» Reading passage:
═══
FWIW HEVC is under development in 21 and hopefully going to significantly improve.

MarkAnthony121 wrote on 3/26/2024, 9:18 PM

During rendering it's not using the proxies so it's having an issue with the source media. Try unchecking legacy HEVC?

Otherwise instead of taking time to create proxies just transcode to say ProRes 422 instead and skip HEVC entirely?

FWIW HEVC is under development in 21 and hopefully going to significantly improve.

Sweet jeebus that would be nice. I suppose I could try to figure out a nice handbrake workflow although that will get VERY time and space consuming when I have 2TB worth of wedding footage to transcode. In the meantime I'll try unchecking that and see if it stabilizes at all

RogerS wrote on 3/26/2024, 9:35 PM

It may not be slower than the slow VEGAS proxy system : )

I assume you need to preserve the 422 data so a transcode to AVC 10-bit 420 isn't an option? That works great in VEGAS. I use ShutterEncoder for such batch re-encodes and it's faster than what VEGAS is capable of.

I'll keep testing HEVC 422 as it's a format I'd eventually like to use (well I'd like to use cameras that have that as an option for log footage.)

MarkAnthony121 wrote on 3/26/2024, 9:40 PM

I'll try shutter. And IDEALLY I'd like to preserve it but I also don't do much grading as of now. Eventually maybe Resolve, but that doesn't even need transcoding, it's like butter. I'm open minded to AVC 10-bit 420 to see if my end work suffers. Does shutter have any presets that you'd recommend I try? I hope it doesn't double my storage needs lol

RogerS wrote on 3/26/2024, 10:54 PM

Hi Mark, one faster test idea would be to change hardware decoder to off before rendering and see if the crashes go away. That would work with the existing proxy workflow.

To test ShutterEncoder, choose function and then editing codec Apple ProRes or output codec h264. For ProRes there arent many settings to change.

For h264, change bitrate adjustment to CQ and set a quality of your choosing (19?).

You can right-click on the file in the upper left to see file information (MediaInfo) and use that to keep settings similar to the original (for audio say PCM 16-bit 48khz audio and put it in a mov container or convert to AAC and keep in mp4).

Colorspace try Rec 709 10 bits, advanced features set GOP= your framerate (24, 50, etc.)

Try one and compare it against the original to see if the quality works for what you are doing. You can then batch convert.

MarkAnthony121 wrote on 3/27/2024, 8:48 PM

Hi Mark, one faster test idea would be to change hardware decoder to off before rendering and see if the crashes go away. That would work with the existing proxy workflow.
═══
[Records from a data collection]
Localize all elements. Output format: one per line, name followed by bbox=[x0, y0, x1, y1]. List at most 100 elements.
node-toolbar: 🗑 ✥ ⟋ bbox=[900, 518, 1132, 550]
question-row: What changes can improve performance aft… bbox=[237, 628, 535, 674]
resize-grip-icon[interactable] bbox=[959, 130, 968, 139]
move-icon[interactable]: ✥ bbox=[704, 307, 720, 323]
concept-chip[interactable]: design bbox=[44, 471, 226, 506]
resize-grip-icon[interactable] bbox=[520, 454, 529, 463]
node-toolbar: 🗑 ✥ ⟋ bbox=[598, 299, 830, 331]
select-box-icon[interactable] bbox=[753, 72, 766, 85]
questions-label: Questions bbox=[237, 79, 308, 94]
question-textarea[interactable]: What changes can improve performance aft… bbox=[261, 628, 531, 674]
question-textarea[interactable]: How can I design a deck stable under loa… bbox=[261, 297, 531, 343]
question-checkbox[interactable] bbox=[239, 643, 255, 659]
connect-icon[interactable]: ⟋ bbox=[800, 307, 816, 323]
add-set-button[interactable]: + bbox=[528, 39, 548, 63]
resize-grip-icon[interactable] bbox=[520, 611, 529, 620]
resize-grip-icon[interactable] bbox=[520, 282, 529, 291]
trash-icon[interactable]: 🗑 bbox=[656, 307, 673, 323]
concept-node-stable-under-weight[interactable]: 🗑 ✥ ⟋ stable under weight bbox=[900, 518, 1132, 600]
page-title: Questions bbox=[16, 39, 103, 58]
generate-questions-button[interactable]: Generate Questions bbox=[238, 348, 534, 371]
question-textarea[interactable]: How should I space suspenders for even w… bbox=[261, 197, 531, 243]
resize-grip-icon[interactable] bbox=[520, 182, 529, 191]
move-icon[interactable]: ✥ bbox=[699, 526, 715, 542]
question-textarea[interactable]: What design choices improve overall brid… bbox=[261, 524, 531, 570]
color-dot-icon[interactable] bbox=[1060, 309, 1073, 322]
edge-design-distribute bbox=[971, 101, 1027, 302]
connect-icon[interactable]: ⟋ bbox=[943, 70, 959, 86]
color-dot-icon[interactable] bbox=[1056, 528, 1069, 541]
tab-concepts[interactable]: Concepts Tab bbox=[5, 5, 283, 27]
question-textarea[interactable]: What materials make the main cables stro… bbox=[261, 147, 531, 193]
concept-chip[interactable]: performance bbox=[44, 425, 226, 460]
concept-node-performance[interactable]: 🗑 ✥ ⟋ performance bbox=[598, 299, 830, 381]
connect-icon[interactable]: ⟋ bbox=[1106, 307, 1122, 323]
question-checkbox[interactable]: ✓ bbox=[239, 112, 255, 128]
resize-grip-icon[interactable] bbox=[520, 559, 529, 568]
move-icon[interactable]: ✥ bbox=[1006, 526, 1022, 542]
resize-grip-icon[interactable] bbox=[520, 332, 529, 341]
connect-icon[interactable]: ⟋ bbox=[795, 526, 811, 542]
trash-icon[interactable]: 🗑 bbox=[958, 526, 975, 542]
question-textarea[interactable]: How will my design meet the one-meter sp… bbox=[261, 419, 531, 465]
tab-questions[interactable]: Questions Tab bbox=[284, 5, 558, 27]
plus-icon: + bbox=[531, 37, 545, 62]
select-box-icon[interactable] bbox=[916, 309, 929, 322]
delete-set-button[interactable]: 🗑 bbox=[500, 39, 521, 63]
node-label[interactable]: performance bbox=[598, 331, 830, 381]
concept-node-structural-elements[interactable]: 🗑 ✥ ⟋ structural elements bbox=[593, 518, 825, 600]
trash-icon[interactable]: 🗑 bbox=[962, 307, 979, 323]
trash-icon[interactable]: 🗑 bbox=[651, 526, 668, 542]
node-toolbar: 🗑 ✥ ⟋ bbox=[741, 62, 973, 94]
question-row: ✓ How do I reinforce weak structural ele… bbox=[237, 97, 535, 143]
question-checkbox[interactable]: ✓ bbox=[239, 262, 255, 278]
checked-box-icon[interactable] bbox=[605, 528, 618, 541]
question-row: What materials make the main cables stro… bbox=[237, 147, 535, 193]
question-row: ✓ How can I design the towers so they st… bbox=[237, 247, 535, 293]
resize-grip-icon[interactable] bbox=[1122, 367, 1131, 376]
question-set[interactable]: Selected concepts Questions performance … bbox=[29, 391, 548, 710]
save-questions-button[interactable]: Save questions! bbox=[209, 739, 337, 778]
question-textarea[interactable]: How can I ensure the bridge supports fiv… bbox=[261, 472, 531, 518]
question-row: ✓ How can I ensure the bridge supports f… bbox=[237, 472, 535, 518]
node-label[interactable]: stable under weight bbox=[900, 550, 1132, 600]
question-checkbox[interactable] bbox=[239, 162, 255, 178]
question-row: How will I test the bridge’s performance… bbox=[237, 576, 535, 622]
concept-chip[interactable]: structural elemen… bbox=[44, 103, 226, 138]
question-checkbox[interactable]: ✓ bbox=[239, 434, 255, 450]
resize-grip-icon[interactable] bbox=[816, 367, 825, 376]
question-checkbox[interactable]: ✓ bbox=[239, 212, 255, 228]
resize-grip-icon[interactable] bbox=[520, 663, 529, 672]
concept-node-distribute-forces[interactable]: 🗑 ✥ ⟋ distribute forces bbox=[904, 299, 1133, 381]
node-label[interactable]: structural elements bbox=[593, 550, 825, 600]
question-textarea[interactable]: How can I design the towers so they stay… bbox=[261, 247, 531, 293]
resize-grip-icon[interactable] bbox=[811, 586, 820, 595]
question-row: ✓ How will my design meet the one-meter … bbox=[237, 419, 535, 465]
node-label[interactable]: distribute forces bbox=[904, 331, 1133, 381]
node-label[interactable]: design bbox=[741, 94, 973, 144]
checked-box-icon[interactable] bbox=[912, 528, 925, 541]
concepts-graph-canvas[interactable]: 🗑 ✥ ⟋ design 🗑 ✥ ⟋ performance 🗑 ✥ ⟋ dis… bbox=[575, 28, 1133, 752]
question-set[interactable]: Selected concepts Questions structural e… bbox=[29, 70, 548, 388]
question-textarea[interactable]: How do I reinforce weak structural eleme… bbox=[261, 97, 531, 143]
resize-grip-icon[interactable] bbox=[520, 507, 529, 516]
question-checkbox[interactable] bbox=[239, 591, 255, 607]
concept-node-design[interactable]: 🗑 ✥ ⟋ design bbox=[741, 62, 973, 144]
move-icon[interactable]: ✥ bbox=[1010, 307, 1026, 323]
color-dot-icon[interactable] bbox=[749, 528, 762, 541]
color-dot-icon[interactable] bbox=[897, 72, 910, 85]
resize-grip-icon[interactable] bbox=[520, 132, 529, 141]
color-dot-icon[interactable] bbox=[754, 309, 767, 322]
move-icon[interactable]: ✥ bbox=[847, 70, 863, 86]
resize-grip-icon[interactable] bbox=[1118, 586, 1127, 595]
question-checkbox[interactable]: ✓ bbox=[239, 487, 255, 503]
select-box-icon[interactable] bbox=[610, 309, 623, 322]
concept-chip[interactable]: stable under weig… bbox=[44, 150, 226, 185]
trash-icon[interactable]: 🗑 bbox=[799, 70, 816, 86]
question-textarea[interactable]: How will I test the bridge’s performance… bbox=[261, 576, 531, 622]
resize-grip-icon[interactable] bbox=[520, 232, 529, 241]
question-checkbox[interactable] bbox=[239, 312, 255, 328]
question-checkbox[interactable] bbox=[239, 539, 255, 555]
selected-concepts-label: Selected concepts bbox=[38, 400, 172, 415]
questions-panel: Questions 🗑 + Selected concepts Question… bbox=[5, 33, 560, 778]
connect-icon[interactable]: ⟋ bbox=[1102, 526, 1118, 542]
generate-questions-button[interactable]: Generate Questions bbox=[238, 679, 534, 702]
═══
» Task instructions: Carry the forum thread about editing HEVC footage in VEGAS further, starting after its last line. The records are separate material and are not part of the forum thread.

» Expected answer:
To test ShutterEncoder, choose function and then editing codec Apple ProRes or output codec h264. For ProRes there arent many settings to change.

For h264, change bitrate adjustment to CQ and set a quality of your choosing (19?).

You can right-click on the file in the upper left to see file information (MediaInfo) and use that to keep settings similar to the original (for audio say PCM 16-bit 48khz audio and put it in a mov container or convert to AAC and keep in mp4).

Colorspace try Rec 709 10 bits, advanced features set GOP= your framerate (24, 50, etc.)

Try one and compare it against the original to see if the quality works for what you are doing. You can then batch convert.

I'll probably deal with the crashes either until Vegas fixes it (I have no hope) or I move to resolve. Unfortunately transcoding to 420 h264 just looks awful after I render through Vegas. More artifacts, banding, etc. But transcoding to prores creates files double the size of the original, which won't work wither. Transcoding through Vegas seems the most convenient and maybe I'll put up with the issues for now.

RogerS wrote on 3/27/2024, 11:41 PM

Transcoding to 10-bit 420 and then rendering from VEGAS in 32-bit mode looks awful?

MarkAnthony121 wrote on 3/30/2024, 7:13 PM

Transcoding to 10-bit 420 and then rendering from VEGAS in 32-bit mode looks awful?

I don't render in 32 bit mode. Otherwise it would take me two weeks to render one wedding lol. And yes the h264 option under output codecs at a 150mbps bitrate rendered my usual way had awful banding.

RogerS wrote on 3/30/2024, 11:49 PM

If you aren't rendering in 32-bit mode you aren't getting the precision benefits from >8-bit footage and this will show banding when working from log. So your workflow needs to be reconsidered.